__Task requirements__: Repeat the data that follows, word for word, without the images.

[Recorded data]
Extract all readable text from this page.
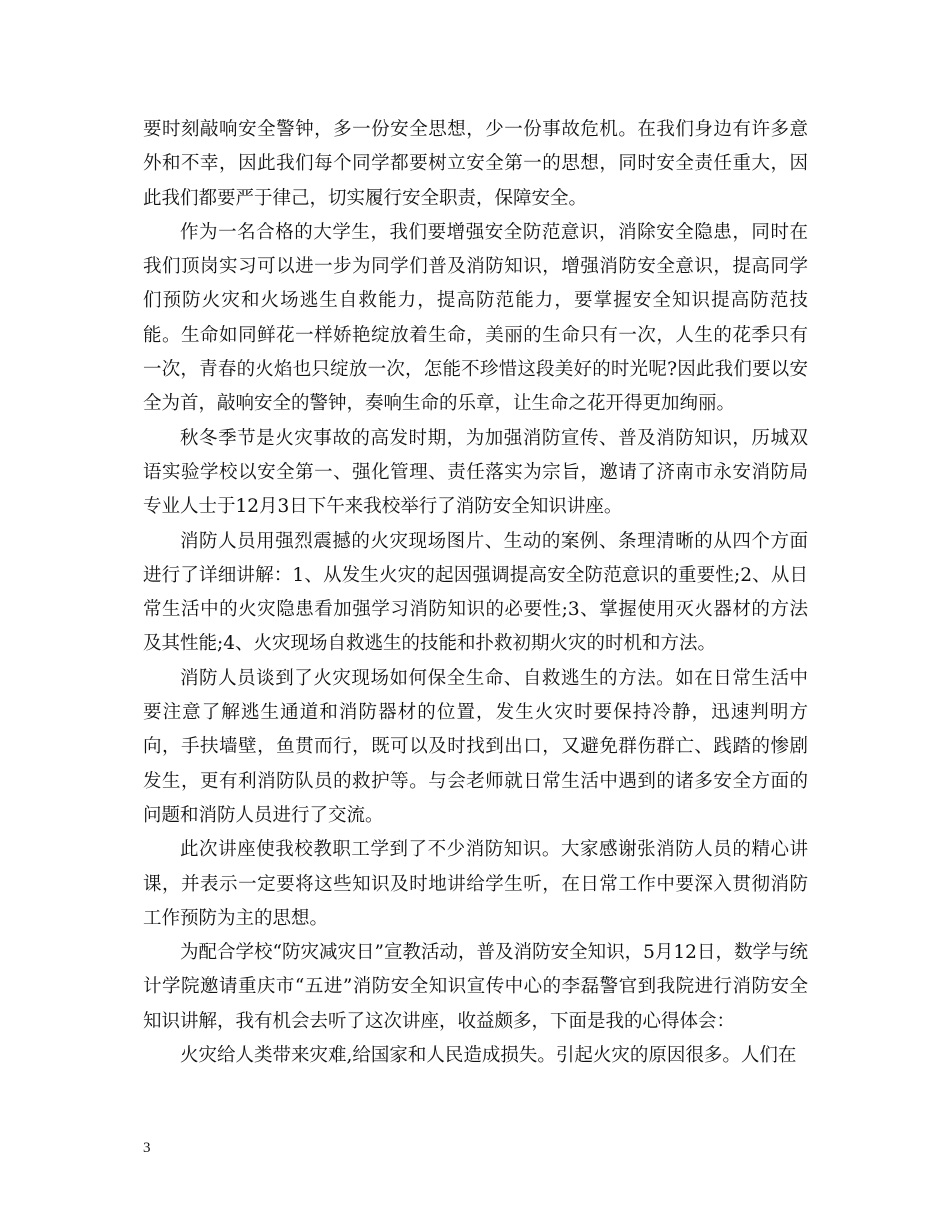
要时刻敲响安全警钟，多一份安全思想，少一份事故危机。在我们身边有许多意外和不幸，因此我们每个同学都要树立安全第一的思想，同时安全责任重大，因此我们都要严于律己，切实履行安全职责，保障安全。

作为一名合格的大学生，我们要增强安全防范意识，消除安全隐患，同时在我们顶岗实习可以进一步为同学们普及消防知识，增强消防安全意识，提高同学们预防火灾和火场逃生自救能力，提高防范能力，要掌握安全知识提高防范技能。生命如同鲜花一样娇艳绽放着生命，美丽的生命只有一次，人生的花季只有一次，青春的火焰也只绽放一次，怎能不珍惜这段美好的时光呢?因此我们要以安全为首，敲响安全的警钟，奏响生命的乐章，让生命之花开得更加绚丽。

秋冬季节是火灾事故的高发时期，为加强消防宣传、普及消防知识，历城双语实验学校以安全第一、强化管理、责任落实为宗旨，邀请了济南市永安消防局专业人士于12月3日下午来我校举行了消防安全知识讲座。

消防人员用强烈震撼的火灾现场图片、生动的案例、条理清晰的从四个方面进行了详细讲解：1、从发生火灾的起因强调提高安全防范意识的重要性;2、从日常生活中的火灾隐患看加强学习消防知识的必要性;3、掌握使用灭火器材的方法及其性能;4、火灾现场自救逃生的技能和扑救初期火灾的时机和方法。

消防人员谈到了火灾现场如何保全生命、自救逃生的方法。如在日常生活中要注意了解逃生通道和消防器材的位置，发生火灾时要保持冷静，迅速判明方向，手扶墙壁，鱼贯而行，既可以及时找到出口，又避免群伤群亡、践踏的惨剧发生，更有利消防队员的救护等。与会老师就日常生活中遇到的诸多安全方面的问题和消防人员进行了交流。

此次讲座使我校教职工学到了不少消防知识。大家感谢张消防人员的精心讲课，并表示一定要将这些知识及时地讲给学生听，在日常工作中要深入贯彻消防工作预防为主的思想。

为配合学校“防灾减灾日”宣教活动，普及消防安全知识，5月12日，数学与统计学院邀请重庆市“五进”消防安全知识宣传中心的李磊警官到我院进行消防安全知识讲解，我有机会去听了这次讲座，收益颇多，下面是我的心得体会：

火灾给人类带来灾难,给国家和人民造成损失。引起火灾的原因很多。人们在

3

__The solution__:
Extract all readable text from this page.
要时刻敲响安全警钟，多一份安全思想，少一份事故危机。在我们身边有许多意外和不幸，因此我们每个同学都要树立安全第一的思想，同时安全责任重大，因此我们都要严于律己，切实履行安全职责，保障安全。

作为一名合格的大学生，我们要增强安全防范意识，消除安全隐患，同时在我们顶岗实习可以进一步为同学们普及消防知识，增强消防安全意识，提高同学们预防火灾和火场逃生自救能力，提高防范能力，要掌握安全知识提高防范技能。生命如同鲜花一样娇艳绽放着生命，美丽的生命只有一次，人生的花季只有一次，青春的火焰也只绽放一次，怎能不珍惜这段美好的时光呢?因此我们要以安全为首，敲响安全的警钟，奏响生命的乐章，让生命之花开得更加绚丽。

秋冬季节是火灾事故的高发时期，为加强消防宣传、普及消防知识，历城双语实验学校以安全第一、强化管理、责任落实为宗旨，邀请了济南市永安消防局专业人士于12月3日下午来我校举行了消防安全知识讲座。

消防人员用强烈震撼的火灾现场图片、生动的案例、条理清晰的从四个方面进行了详细讲解：1、从发生火灾的起因强调提高安全防范意识的重要性;2、从日常生活中的火灾隐患看加强学习消防知识的必要性;3、掌握使用灭火器材的方法及其性能;4、火灾现场自救逃生的技能和扑救初期火灾的时机和方法。

消防人员谈到了火灾现场如何保全生命、自救逃生的方法。如在日常生活中要注意了解逃生通道和消防器材的位置，发生火灾时要保持冷静，迅速判明方向，手扶墙壁，鱼贯而行，既可以及时找到出口，又避免群伤群亡、践踏的惨剧发生，更有利消防队员的救护等。与会老师就日常生活中遇到的诸多安全方面的问题和消防人员进行了交流。

此次讲座使我校教职工学到了不少消防知识。大家感谢张消防人员的精心讲课，并表示一定要将这些知识及时地讲给学生听，在日常工作中要深入贯彻消防工作预防为主的思想。

为配合学校“防灾减灾日”宣教活动，普及消防安全知识，5月12日，数学与统计学院邀请重庆市“五进”消防安全知识宣传中心的李磊警官到我院进行消防安全知识讲解，我有机会去听了这次讲座，收益颇多，下面是我的心得体会：

火灾给人类带来灾难,给国家和人民造成损失。引起火灾的原因很多。人们在

3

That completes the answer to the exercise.